## Chart and figure data
──────────────────────────────

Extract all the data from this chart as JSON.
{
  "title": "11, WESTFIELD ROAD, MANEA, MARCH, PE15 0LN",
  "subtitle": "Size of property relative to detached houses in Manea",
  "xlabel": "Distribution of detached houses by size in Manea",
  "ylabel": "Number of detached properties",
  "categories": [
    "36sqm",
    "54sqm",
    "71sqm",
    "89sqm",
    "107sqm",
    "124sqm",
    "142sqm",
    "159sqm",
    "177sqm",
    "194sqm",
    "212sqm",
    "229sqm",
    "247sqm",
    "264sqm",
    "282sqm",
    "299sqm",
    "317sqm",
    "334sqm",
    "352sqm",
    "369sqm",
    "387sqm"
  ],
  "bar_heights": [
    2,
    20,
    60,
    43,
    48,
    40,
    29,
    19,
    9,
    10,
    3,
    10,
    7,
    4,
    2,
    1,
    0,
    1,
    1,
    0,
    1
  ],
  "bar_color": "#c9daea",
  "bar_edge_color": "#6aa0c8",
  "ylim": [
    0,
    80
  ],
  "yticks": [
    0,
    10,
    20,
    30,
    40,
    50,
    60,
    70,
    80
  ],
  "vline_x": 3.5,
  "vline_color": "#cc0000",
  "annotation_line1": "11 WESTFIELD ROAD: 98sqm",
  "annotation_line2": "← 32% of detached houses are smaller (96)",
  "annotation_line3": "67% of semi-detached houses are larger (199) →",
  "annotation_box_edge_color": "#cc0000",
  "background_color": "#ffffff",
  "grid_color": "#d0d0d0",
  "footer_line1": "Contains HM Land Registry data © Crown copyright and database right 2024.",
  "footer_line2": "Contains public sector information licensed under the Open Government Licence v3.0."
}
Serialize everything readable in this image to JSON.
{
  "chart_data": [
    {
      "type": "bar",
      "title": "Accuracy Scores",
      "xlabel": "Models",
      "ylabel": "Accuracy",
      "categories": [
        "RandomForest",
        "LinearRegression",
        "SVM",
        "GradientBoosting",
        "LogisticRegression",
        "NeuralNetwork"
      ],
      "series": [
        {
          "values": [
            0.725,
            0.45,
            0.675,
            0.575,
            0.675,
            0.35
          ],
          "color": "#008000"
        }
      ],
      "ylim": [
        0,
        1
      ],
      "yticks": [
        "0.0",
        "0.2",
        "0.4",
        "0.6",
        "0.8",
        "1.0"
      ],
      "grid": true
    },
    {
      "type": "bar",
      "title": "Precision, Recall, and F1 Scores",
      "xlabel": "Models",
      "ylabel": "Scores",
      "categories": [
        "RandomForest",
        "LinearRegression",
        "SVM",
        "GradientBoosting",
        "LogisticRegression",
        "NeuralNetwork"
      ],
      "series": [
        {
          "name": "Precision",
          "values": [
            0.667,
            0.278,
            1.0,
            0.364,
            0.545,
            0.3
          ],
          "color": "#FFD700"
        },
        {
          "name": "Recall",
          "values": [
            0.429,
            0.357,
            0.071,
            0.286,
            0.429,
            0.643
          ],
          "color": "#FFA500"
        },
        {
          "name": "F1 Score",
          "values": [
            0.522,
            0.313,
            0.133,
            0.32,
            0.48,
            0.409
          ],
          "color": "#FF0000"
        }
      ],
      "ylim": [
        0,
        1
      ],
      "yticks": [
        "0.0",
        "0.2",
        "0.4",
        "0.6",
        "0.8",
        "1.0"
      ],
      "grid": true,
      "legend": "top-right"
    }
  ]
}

──────────────────────────────

## STATED PROBLEM
Above are some records. Report the number of their lines that include "houses", and add nothing else.

## WRITTEN RESPONSE
4